§ Task statement:
Print the listing below in its entirety, character for character.

§ Raw records:

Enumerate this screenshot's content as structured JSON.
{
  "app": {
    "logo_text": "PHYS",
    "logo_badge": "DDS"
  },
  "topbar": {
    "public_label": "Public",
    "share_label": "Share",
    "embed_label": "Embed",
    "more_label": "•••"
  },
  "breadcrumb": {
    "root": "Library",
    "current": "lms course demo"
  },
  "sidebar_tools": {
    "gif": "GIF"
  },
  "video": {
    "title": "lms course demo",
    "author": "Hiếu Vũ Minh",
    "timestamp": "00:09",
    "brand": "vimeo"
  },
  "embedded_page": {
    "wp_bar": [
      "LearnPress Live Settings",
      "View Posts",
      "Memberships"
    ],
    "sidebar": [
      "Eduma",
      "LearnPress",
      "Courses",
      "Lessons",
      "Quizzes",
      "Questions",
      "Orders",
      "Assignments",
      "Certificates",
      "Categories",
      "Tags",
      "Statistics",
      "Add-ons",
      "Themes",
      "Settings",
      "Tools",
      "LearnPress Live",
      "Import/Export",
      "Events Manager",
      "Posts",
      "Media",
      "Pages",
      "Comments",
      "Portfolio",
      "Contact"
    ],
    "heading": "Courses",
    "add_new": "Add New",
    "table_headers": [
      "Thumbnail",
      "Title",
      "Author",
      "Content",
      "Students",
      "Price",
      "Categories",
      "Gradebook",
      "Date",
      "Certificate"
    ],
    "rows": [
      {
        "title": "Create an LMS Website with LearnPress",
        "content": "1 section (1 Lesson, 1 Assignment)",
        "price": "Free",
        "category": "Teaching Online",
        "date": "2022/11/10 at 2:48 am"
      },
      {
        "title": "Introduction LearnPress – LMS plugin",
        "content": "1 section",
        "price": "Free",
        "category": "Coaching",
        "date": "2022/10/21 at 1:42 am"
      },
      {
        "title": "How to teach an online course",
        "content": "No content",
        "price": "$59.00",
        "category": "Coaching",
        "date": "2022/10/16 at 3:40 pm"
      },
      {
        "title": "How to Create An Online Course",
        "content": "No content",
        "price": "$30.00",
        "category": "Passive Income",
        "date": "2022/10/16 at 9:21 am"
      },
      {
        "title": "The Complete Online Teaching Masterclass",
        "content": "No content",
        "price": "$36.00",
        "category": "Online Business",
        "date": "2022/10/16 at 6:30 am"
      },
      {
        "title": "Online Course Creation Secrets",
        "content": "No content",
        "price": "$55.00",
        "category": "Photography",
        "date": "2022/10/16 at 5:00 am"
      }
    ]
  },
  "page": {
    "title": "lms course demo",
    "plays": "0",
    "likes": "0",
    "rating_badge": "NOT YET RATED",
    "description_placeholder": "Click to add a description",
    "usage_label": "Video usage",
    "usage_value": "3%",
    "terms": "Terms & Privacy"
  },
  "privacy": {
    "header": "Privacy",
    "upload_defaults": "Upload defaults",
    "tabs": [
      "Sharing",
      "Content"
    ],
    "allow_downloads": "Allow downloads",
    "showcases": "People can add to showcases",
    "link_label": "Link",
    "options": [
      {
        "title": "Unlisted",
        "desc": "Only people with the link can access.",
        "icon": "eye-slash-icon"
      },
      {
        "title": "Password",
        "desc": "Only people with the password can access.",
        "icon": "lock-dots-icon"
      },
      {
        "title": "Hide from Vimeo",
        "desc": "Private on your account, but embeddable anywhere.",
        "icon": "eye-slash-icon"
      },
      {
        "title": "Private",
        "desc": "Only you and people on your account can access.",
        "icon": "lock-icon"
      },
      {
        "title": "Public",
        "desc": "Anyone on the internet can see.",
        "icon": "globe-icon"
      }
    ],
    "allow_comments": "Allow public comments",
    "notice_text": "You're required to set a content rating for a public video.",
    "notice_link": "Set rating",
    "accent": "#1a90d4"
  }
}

§ Result of this task:
Enumerate this screenshot's content as structured JSON.
{
  "app": {
    "logo_text": "PHYS",
    "logo_badge": "DDS"
  },
  "topbar": {
    "public_label": "Public",
    "share_label": "Share",
    "embed_label": "Embed",
    "more_label": "•••"
  },
  "breadcrumb": {
    "root": "Library",
    "current": "lms course demo"
  },
  "sidebar_tools": {
    "gif": "GIF"
  },
  "video": {
    "title": "lms course demo",
    "author": "Hiếu Vũ Minh",
    "timestamp": "00:09",
    "brand": "vimeo"
  },
  "embedded_page": {
    "wp_bar": [
      "LearnPress Live Settings",
      "View Posts",
      "Memberships"
    ],
    "sidebar": [
      "Eduma",
      "LearnPress",
      "Courses",
      "Lessons",
      "Quizzes",
      "Questions",
      "Orders",
      "Assignments",
      "Certificates",
      "Categories",
      "Tags",
      "Statistics",
      "Add-ons",
      "Themes",
      "Settings",
      "Tools",
      "LearnPress Live",
      "Import/Export",
      "Events Manager",
      "Posts",
      "Media",
      "Pages",
      "Comments",
      "Portfolio",
      "Contact"
    ],
    "heading": "Courses",
    "add_new": "Add New",
    "table_headers": [
      "Thumbnail",
      "Title",
      "Author",
      "Content",
      "Students",
      "Price",
      "Categories",
      "Gradebook",
      "Date",
      "Certificate"
    ],
    "rows": [
      {
        "title": "Create an LMS Website with LearnPress",
        "content": "1 section (1 Lesson, 1 Assignment)",
        "price": "Free",
        "category": "Teaching Online",
        "date": "2022/11/10 at 2:48 am"
      },
      {
        "title": "Introduction LearnPress – LMS plugin",
        "content": "1 section",
        "price": "Free",
        "category": "Coaching",
        "date": "2022/10/21 at 1:42 am"
      },
      {
        "title": "How to teach an online course",
        "content": "No content",
        "price": "$59.00",
        "category": "Coaching",
        "date": "2022/10/16 at 3:40 pm"
      },
      {
        "title": "How to Create An Online Course",
        "content": "No content",
        "price": "$30.00",
        "category": "Passive Income",
        "date": "2022/10/16 at 9:21 am"
      },
      {
        "title": "The Complete Online Teaching Masterclass",
        "content": "No content",
        "price": "$36.00",
        "category": "Online Business",
        "date": "2022/10/16 at 6:30 am"
      },
      {
        "title": "Online Course Creation Secrets",
        "content": "No content",
        "price": "$55.00",
        "category": "Photography",
        "date": "2022/10/16 at 5:00 am"
      }
    ]
  },
  "page": {
    "title": "lms course demo",
    "plays": "0",
    "likes": "0",
    "rating_badge": "NOT YET RATED",
    "description_placeholder": "Click to add a description",
    "usage_label": "Video usage",
    "usage_value": "3%",
    "terms": "Terms & Privacy"
  },
  "privacy": {
    "header": "Privacy",
    "upload_defaults": "Upload defaults",
    "tabs": [
      "Sharing",
      "Content"
    ],
    "allow_downloads": "Allow downloads",
    "showcases": "People can add to showcases",
    "link_label": "Link",
    "options": [
      {
        "title": "Unlisted",
        "desc": "Only people with the link can access.",
        "icon": "eye-slash-icon"
      },
      {
        "title": "Password",
        "desc": "Only people with the password can access.",
        "icon": "lock-dots-icon"
      },
      {
        "title": "Hide from Vimeo",
        "desc": "Private on your account, but embeddable anywhere.",
        "icon": "eye-slash-icon"
      },
      {
        "title": "Private",
        "desc": "Only you and people on your account can access.",
        "icon": "lock-icon"
      },
      {
        "title": "Public",
        "desc": "Anyone on the internet can see.",
        "icon": "globe-icon"
      }
    ],
    "allow_comments": "Allow public comments",
    "notice_text": "You're required to set a content rating for a public video.",
    "notice_link": "Set rating",
    "accent": "#1a90d4"
  }
}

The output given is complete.